++++ Data ++++
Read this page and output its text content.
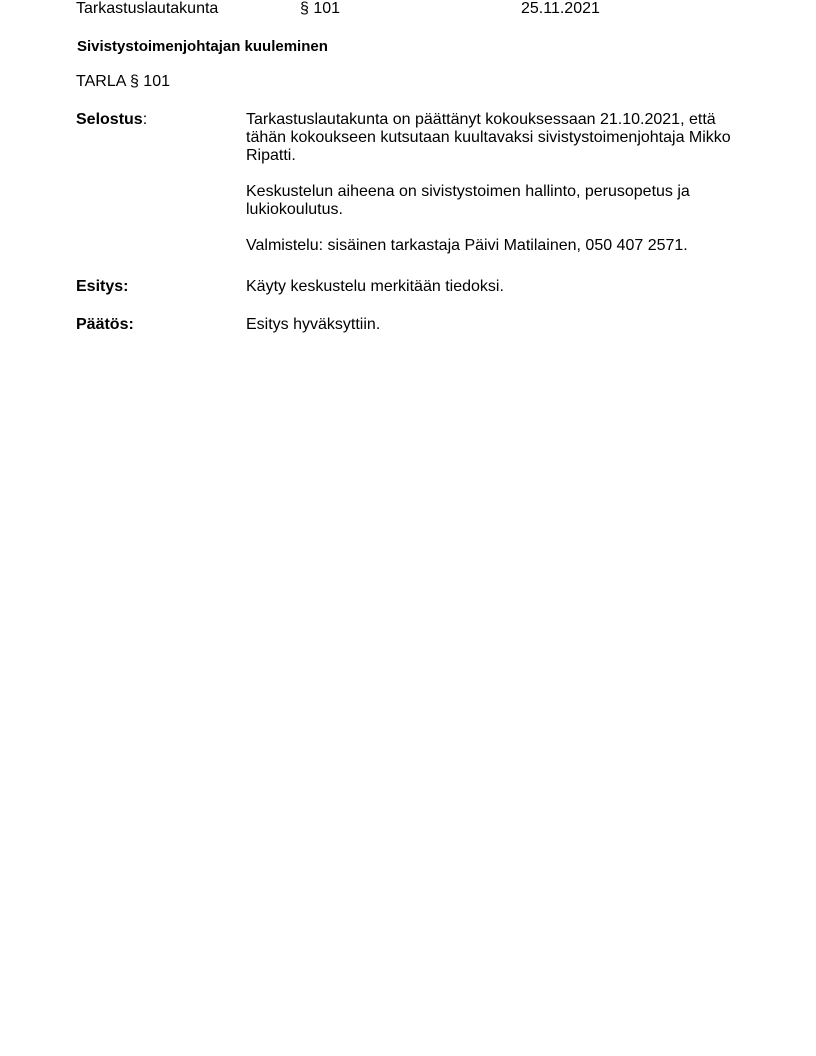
Tarkastuslautakunta	§ 101	25.11.2021
Sivistystoimenjohtajan kuuleminen
TARLA § 101
Selostus:	Tarkastuslautakunta on päättänyt kokouksessaan 21.10.2021, että tähän kokoukseen kutsutaan kuultavaksi sivistystoimenjohtaja Mikko Ripatti.

Keskustelun aiheena on sivistystoimen hallinto, perusopetus ja lukiokoulutus.

Valmistelu: sisäinen tarkastaja Päivi Matilainen, 050 407 2571.

Esitys:	Käyty keskustelu merkitään tiedoksi.
Päätös:	Esitys hyväksyttiin.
++++
Exclude the images and reproduce the remaining data exactly.

Solved exercise:
Read this page and output its text content.
Tarkastuslautakunta	§ 101	25.11.2021
Sivistystoimenjohtajan kuuleminen
TARLA § 101
Selostus:	Tarkastuslautakunta on päättänyt kokouksessaan 21.10.2021, että tähän kokoukseen kutsutaan kuultavaksi sivistystoimenjohtaja Mikko Ripatti.

Keskustelun aiheena on sivistystoimen hallinto, perusopetus ja lukiokoulutus.

Valmistelu: sisäinen tarkastaja Päivi Matilainen, 050 407 2571.

Esitys:	Käyty keskustelu merkitään tiedoksi.
Päätös:	Esitys hyväksyttiin.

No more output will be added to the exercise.